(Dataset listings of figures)
§

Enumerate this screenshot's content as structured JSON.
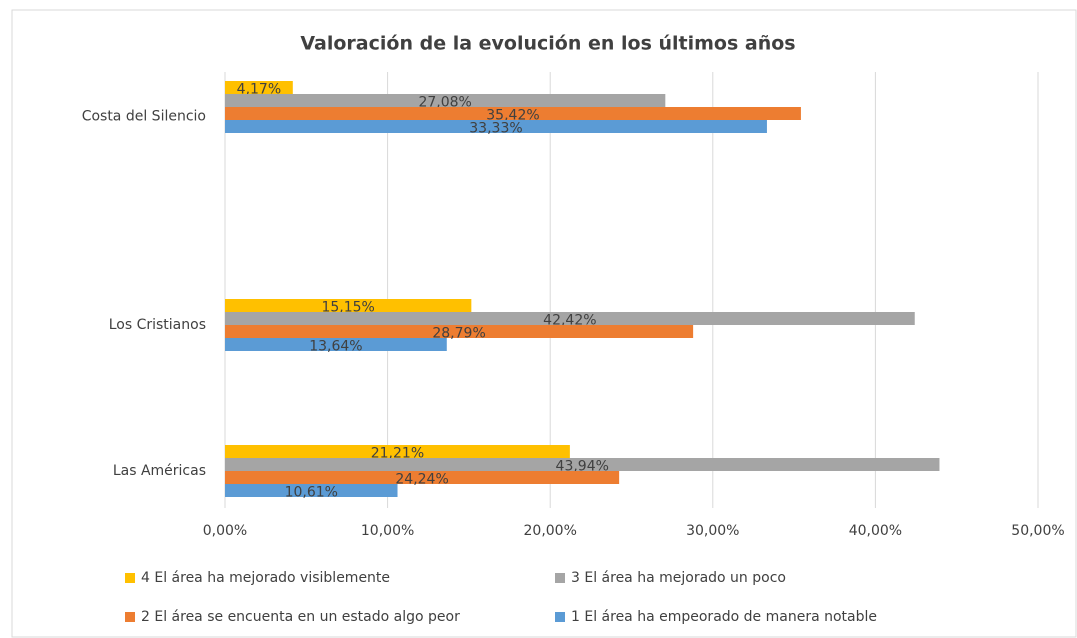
{
  "chart_data": {
    "type": "hbar",
    "title": "Valoración de la evolución en los últimos años",
    "categories": [
      "Costa del Silencio",
      "Los Cristianos",
      "Las Américas"
    ],
    "series": [
      {
        "name": "4  El área ha mejorado visiblemente",
        "color": "#ffc000",
        "values": [
          4.17,
          15.15,
          21.21
        ],
        "value_labels": [
          "4,17%",
          "15,15%",
          "21,21%"
        ]
      },
      {
        "name": "3 El área ha mejorado un poco",
        "color": "#a5a5a5",
        "values": [
          27.08,
          42.42,
          43.94
        ],
        "value_labels": [
          "27,08%",
          "42,42%",
          "43,94%"
        ]
      },
      {
        "name": "2 El área se encuenta en un estado algo peor",
        "color": "#ed7d31",
        "values": [
          35.42,
          28.79,
          24.24
        ],
        "value_labels": [
          "35,42%",
          "28,79%",
          "24,24%"
        ]
      },
      {
        "name": "1 El área ha empeorado de manera notable",
        "color": "#5b9bd5",
        "values": [
          33.33,
          13.64,
          10.61
        ],
        "value_labels": [
          "33,33%",
          "13,64%",
          "10,61%"
        ]
      }
    ],
    "xlim": [
      0,
      50
    ],
    "xticks": [
      {
        "value": 0,
        "label": "0,00%"
      },
      {
        "value": 10,
        "label": "10,00%"
      },
      {
        "value": 20,
        "label": "20,00%"
      },
      {
        "value": 30,
        "label": "30,00%"
      },
      {
        "value": 40,
        "label": "40,00%"
      },
      {
        "value": 50,
        "label": "50,00%"
      }
    ],
    "grid": true
  }
}
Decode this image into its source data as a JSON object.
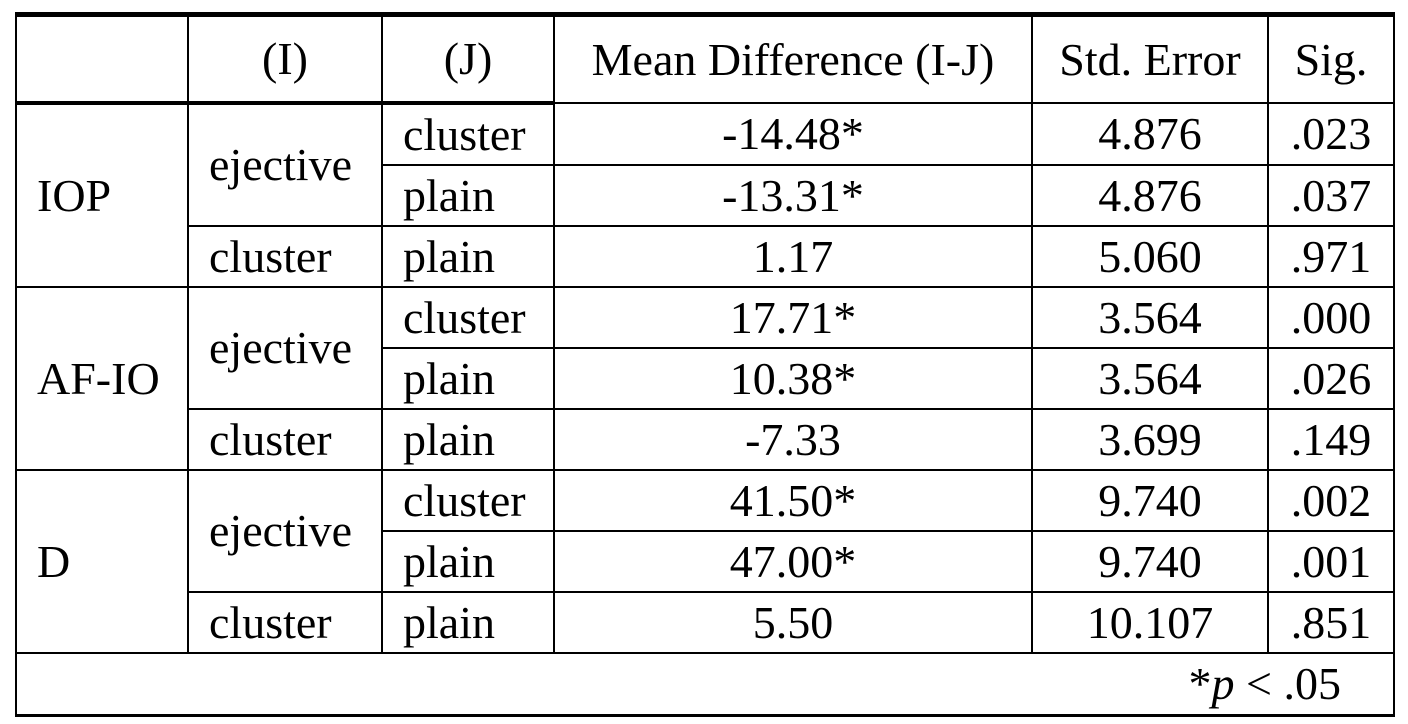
{
  "table": {
    "header": [
      "(I)",
      "(J)",
      "Mean Difference (I-J)",
      "Std. Error",
      "Sig."
    ],
    "groups": [
      {
        "measure": "IOP",
        "rows": [
          {
            "i": "ejective",
            "j": "cluster",
            "mean_diff": "-14.48*",
            "std_error": "4.876",
            "sig": ".023"
          },
          {
            "j": "plain",
            "mean_diff": "-13.31*",
            "std_error": "4.876",
            "sig": ".037"
          },
          {
            "i": "cluster",
            "j": "plain",
            "mean_diff": "1.17",
            "std_error": "5.060",
            "sig": ".971"
          }
        ]
      },
      {
        "measure": "AF-IO",
        "rows": [
          {
            "i": "ejective",
            "j": "cluster",
            "mean_diff": "17.71*",
            "std_error": "3.564",
            "sig": ".000"
          },
          {
            "j": "plain",
            "mean_diff": "10.38*",
            "std_error": "3.564",
            "sig": ".026"
          },
          {
            "i": "cluster",
            "j": "plain",
            "mean_diff": "-7.33",
            "std_error": "3.699",
            "sig": ".149"
          }
        ]
      },
      {
        "measure": "D",
        "rows": [
          {
            "i": "ejective",
            "j": "cluster",
            "mean_diff": "41.50*",
            "std_error": "9.740",
            "sig": ".002"
          },
          {
            "j": "plain",
            "mean_diff": "47.00*",
            "std_error": "9.740",
            "sig": ".001"
          },
          {
            "i": "cluster",
            "j": "plain",
            "mean_diff": "5.50",
            "std_error": "10.107",
            "sig": ".851"
          }
        ]
      }
    ],
    "footnote": {
      "mark": "*",
      "symbol": "p",
      "text": "< .05"
    }
  }
}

§

Exercise goal —
Reproduce the whole listing exactly, but not the images in it.

Response to the task —
Enumerate this screenshot's content as structured JSON.
{
  "chart_data": {
    "type": "hbar",
    "title": "Valoración de la evolución en los últimos años",
    "categories": [
      "Costa del Silencio",
      "Los Cristianos",
      "Las Américas"
    ],
    "series": [
      {
        "name": "4  El área ha mejorado visiblemente",
        "color": "#ffc000",
        "values": [
          4.17,
          15.15,
          21.21
        ],
        "value_labels": [
          "4,17%",
          "15,15%",
          "21,21%"
        ]
      },
      {
        "name": "3 El área ha mejorado un poco",
        "color": "#a5a5a5",
        "values": [
          27.08,
          42.42,
          43.94
        ],
        "value_labels": [
          "27,08%",
          "42,42%",
          "43,94%"
        ]
      },
      {
        "name": "2 El área se encuenta en un estado algo peor",
        "color": "#ed7d31",
        "values": [
          35.42,
          28.79,
          24.24
        ],
        "value_labels": [
          "35,42%",
          "28,79%",
          "24,24%"
        ]
      },
      {
        "name": "1 El área ha empeorado de manera notable",
        "color": "#5b9bd5",
        "values": [
          33.33,
          13.64,
          10.61
        ],
        "value_labels": [
          "33,33%",
          "13,64%",
          "10,61%"
        ]
      }
    ],
    "xlim": [
      0,
      50
    ],
    "xticks": [
      {
        "value": 0,
        "label": "0,00%"
      },
      {
        "value": 10,
        "label": "10,00%"
      },
      {
        "value": 20,
        "label": "20,00%"
      },
      {
        "value": 30,
        "label": "30,00%"
      },
      {
        "value": 40,
        "label": "40,00%"
      },
      {
        "value": 50,
        "label": "50,00%"
      }
    ],
    "grid": true
  }
}
Decode this image into its source data as a JSON object.
{
  "table": {
    "header": [
      "(I)",
      "(J)",
      "Mean Difference (I-J)",
      "Std. Error",
      "Sig."
    ],
    "groups": [
      {
        "measure": "IOP",
        "rows": [
          {
            "i": "ejective",
            "j": "cluster",
            "mean_diff": "-14.48*",
            "std_error": "4.876",
            "sig": ".023"
          },
          {
            "j": "plain",
            "mean_diff": "-13.31*",
            "std_error": "4.876",
            "sig": ".037"
          },
          {
            "i": "cluster",
            "j": "plain",
            "mean_diff": "1.17",
            "std_error": "5.060",
            "sig": ".971"
          }
        ]
      },
      {
        "measure": "AF-IO",
        "rows": [
          {
            "i": "ejective",
            "j": "cluster",
            "mean_diff": "17.71*",
            "std_error": "3.564",
            "sig": ".000"
          },
          {
            "j": "plain",
            "mean_diff": "10.38*",
            "std_error": "3.564",
            "sig": ".026"
          },
          {
            "i": "cluster",
            "j": "plain",
            "mean_diff": "-7.33",
            "std_error": "3.699",
            "sig": ".149"
          }
        ]
      },
      {
        "measure": "D",
        "rows": [
          {
            "i": "ejective",
            "j": "cluster",
            "mean_diff": "41.50*",
            "std_error": "9.740",
            "sig": ".002"
          },
          {
            "j": "plain",
            "mean_diff": "47.00*",
            "std_error": "9.740",
            "sig": ".001"
          },
          {
            "i": "cluster",
            "j": "plain",
            "mean_diff": "5.50",
            "std_error": "10.107",
            "sig": ".851"
          }
        ]
      }
    ],
    "footnote": {
      "mark": "*",
      "symbol": "p",
      "text": "< .05"
    }
  }
}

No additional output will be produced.